Data records:
╔══

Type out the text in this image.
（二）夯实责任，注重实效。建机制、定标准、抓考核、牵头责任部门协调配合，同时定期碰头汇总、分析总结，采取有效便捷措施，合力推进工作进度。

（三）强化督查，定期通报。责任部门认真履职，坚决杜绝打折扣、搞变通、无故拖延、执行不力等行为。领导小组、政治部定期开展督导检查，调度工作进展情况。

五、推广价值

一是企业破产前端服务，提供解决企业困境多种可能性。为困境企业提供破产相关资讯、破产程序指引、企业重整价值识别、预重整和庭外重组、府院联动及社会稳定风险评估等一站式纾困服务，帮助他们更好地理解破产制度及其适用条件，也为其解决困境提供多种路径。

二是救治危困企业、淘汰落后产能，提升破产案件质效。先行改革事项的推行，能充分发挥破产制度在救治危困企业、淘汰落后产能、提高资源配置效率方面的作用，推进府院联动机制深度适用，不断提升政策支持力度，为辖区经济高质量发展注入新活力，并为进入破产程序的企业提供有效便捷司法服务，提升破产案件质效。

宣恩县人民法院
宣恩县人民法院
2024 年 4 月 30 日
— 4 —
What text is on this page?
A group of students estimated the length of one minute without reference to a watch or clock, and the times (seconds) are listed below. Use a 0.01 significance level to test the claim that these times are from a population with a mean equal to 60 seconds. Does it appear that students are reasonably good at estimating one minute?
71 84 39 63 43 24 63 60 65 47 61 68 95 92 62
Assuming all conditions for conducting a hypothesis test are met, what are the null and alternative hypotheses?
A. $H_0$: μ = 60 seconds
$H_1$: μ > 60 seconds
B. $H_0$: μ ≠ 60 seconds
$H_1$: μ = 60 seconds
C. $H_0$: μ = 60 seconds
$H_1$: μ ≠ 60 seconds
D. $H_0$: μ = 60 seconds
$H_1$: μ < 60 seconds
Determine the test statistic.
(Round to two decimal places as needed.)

╚══

▶ [Written exercise] Read the data above and pull out each line that holds the string "seconds".

▶ [Output]
A group of students estimated the length of one minute without reference to a watch or clock, and the times (seconds) are listed below. Use a 0.01 significance level to test the claim that these times are from a population with a mean equal to 60 seconds. Does it appear that students are reasonably good at estimating one minute?
A. $H_0$: μ = 60 seconds
$H_1$: μ > 60 seconds
B. $H_0$: μ ≠ 60 seconds
$H_1$: μ = 60 seconds
C. $H_0$: μ = 60 seconds
$H_1$: μ ≠ 60 seconds
D. $H_0$: μ = 60 seconds
$H_1$: μ < 60 seconds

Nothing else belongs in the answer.